> [Task directions]:
Restate the full set of records exactly, word for word.

> [Stored dataset items]:
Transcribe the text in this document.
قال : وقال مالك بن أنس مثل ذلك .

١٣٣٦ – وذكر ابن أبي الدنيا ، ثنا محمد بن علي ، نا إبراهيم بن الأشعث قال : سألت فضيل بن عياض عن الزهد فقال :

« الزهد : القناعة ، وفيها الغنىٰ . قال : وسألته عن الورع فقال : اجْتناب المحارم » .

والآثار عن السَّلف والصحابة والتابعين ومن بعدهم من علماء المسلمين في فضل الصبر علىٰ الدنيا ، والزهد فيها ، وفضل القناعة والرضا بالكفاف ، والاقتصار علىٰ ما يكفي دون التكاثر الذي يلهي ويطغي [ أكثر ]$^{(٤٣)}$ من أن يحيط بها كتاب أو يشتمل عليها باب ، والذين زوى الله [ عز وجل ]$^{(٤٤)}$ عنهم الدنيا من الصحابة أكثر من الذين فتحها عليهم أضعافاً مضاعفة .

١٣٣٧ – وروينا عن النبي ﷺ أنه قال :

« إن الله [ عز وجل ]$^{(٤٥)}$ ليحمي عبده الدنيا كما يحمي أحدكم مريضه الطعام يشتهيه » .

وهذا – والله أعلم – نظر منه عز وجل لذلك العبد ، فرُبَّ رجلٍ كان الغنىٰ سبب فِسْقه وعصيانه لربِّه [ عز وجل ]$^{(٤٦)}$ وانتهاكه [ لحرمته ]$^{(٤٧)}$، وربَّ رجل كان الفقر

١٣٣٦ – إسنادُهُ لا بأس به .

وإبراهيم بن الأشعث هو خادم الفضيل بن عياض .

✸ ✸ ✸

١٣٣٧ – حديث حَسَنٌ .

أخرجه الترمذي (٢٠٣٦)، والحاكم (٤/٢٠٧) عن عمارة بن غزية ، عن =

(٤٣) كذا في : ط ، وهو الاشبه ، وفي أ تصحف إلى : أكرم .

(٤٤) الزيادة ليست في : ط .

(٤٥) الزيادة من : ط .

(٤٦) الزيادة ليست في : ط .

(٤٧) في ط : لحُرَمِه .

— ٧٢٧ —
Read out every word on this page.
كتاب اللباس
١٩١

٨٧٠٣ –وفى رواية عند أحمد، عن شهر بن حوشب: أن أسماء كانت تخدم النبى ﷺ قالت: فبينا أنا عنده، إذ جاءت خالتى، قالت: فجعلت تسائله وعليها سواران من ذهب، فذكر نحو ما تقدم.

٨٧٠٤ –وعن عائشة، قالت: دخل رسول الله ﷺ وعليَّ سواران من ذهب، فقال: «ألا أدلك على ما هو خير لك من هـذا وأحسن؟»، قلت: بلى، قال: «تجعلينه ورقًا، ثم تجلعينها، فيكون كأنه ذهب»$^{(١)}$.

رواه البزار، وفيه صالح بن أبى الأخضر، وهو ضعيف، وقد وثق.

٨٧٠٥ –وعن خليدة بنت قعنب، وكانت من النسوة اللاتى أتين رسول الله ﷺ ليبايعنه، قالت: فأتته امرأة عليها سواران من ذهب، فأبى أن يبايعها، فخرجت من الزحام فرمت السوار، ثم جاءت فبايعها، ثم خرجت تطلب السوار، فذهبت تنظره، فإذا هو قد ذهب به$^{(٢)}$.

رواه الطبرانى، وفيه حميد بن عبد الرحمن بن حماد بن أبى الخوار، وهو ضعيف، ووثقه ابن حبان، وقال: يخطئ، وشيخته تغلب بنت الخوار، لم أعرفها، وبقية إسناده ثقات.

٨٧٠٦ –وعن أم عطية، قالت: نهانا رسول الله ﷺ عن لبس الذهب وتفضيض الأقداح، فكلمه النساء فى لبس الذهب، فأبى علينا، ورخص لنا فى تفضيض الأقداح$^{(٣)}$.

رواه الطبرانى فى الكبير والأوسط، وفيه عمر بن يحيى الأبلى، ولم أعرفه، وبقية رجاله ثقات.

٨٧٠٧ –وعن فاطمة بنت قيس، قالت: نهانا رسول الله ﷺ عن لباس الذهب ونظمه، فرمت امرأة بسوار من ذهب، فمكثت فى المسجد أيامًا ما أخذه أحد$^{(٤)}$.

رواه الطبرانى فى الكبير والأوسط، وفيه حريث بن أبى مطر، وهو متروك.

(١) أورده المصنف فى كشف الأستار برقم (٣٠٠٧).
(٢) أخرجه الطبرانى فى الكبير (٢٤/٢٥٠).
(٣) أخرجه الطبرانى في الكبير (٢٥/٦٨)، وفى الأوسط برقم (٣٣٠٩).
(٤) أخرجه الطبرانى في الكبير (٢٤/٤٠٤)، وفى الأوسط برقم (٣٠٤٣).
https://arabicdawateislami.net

> [Written answer]:
Transcribe the text in this document.
قال : وقال مالك بن أنس مثل ذلك .

١٣٣٦ – وذكر ابن أبي الدنيا ، ثنا محمد بن علي ، نا إبراهيم بن الأشعث قال : سألت فضيل بن عياض عن الزهد فقال :

« الزهد : القناعة ، وفيها الغنىٰ . قال : وسألته عن الورع فقال : اجْتناب المحارم » .

والآثار عن السَّلف والصحابة والتابعين ومن بعدهم من علماء المسلمين في فضل الصبر علىٰ الدنيا ، والزهد فيها ، وفضل القناعة والرضا بالكفاف ، والاقتصار علىٰ ما يكفي دون التكاثر الذي يلهي ويطغي [ أكثر ]$^{(٤٣)}$ من أن يحيط بها كتاب أو يشتمل عليها باب ، والذين زوى الله [ عز وجل ]$^{(٤٤)}$ عنهم الدنيا من الصحابة أكثر من الذين فتحها عليهم أضعافاً مضاعفة .

١٣٣٧ – وروينا عن النبي ﷺ أنه قال :

« إن الله [ عز وجل ]$^{(٤٥)}$ ليحمي عبده الدنيا كما يحمي أحدكم مريضه الطعام يشتهيه » .

وهذا – والله أعلم – نظر منه عز وجل لذلك العبد ، فرُبَّ رجلٍ كان الغنىٰ سبب فِسْقه وعصيانه لربِّه [ عز وجل ]$^{(٤٦)}$ وانتهاكه [ لحرمته ]$^{(٤٧)}$، وربَّ رجل كان الفقر

١٣٣٦ – إسنادُهُ لا بأس به .

وإبراهيم بن الأشعث هو خادم الفضيل بن عياض .

✸ ✸ ✸

١٣٣٧ – حديث حَسَنٌ .

أخرجه الترمذي (٢٠٣٦)، والحاكم (٤/٢٠٧) عن عمارة بن غزية ، عن =

(٤٣) كذا في : ط ، وهو الاشبه ، وفي أ تصحف إلى : أكرم .

(٤٤) الزيادة ليست في : ط .

(٤٥) الزيادة من : ط .

(٤٦) الزيادة ليست في : ط .

(٤٧) في ط : لحُرَمِه .

— ٧٢٧ —
Read out every word on this page.
كتاب اللباس
١٩١

٨٧٠٣ –وفى رواية عند أحمد، عن شهر بن حوشب: أن أسماء كانت تخدم النبى ﷺ قالت: فبينا أنا عنده، إذ جاءت خالتى، قالت: فجعلت تسائله وعليها سواران من ذهب، فذكر نحو ما تقدم.

٨٧٠٤ –وعن عائشة، قالت: دخل رسول الله ﷺ وعليَّ سواران من ذهب، فقال: «ألا أدلك على ما هو خير لك من هـذا وأحسن؟»، قلت: بلى، قال: «تجعلينه ورقًا، ثم تجلعينها، فيكون كأنه ذهب»$^{(١)}$.

رواه البزار، وفيه صالح بن أبى الأخضر، وهو ضعيف، وقد وثق.

٨٧٠٥ –وعن خليدة بنت قعنب، وكانت من النسوة اللاتى أتين رسول الله ﷺ ليبايعنه، قالت: فأتته امرأة عليها سواران من ذهب، فأبى أن يبايعها، فخرجت من الزحام فرمت السوار، ثم جاءت فبايعها، ثم خرجت تطلب السوار، فذهبت تنظره، فإذا هو قد ذهب به$^{(٢)}$.

رواه الطبرانى، وفيه حميد بن عبد الرحمن بن حماد بن أبى الخوار، وهو ضعيف، ووثقه ابن حبان، وقال: يخطئ، وشيخته تغلب بنت الخوار، لم أعرفها، وبقية إسناده ثقات.

٨٧٠٦ –وعن أم عطية، قالت: نهانا رسول الله ﷺ عن لبس الذهب وتفضيض الأقداح، فكلمه النساء فى لبس الذهب، فأبى علينا، ورخص لنا فى تفضيض الأقداح$^{(٣)}$.

رواه الطبرانى فى الكبير والأوسط، وفيه عمر بن يحيى الأبلى، ولم أعرفه، وبقية رجاله ثقات.

٨٧٠٧ –وعن فاطمة بنت قيس، قالت: نهانا رسول الله ﷺ عن لباس الذهب ونظمه، فرمت امرأة بسوار من ذهب، فمكثت فى المسجد أيامًا ما أخذه أحد$^{(٤)}$.

رواه الطبرانى فى الكبير والأوسط، وفيه حريث بن أبى مطر، وهو متروك.

(١) أورده المصنف فى كشف الأستار برقم (٣٠٠٧).
(٢) أخرجه الطبرانى فى الكبير (٢٤/٢٥٠).
(٣) أخرجه الطبرانى في الكبير (٢٥/٦٨)، وفى الأوسط برقم (٣٣٠٩).
(٤) أخرجه الطبرانى في الكبير (٢٤/٤٠٤)، وفى الأوسط برقم (٣٠٤٣).
https://arabicdawateislami.net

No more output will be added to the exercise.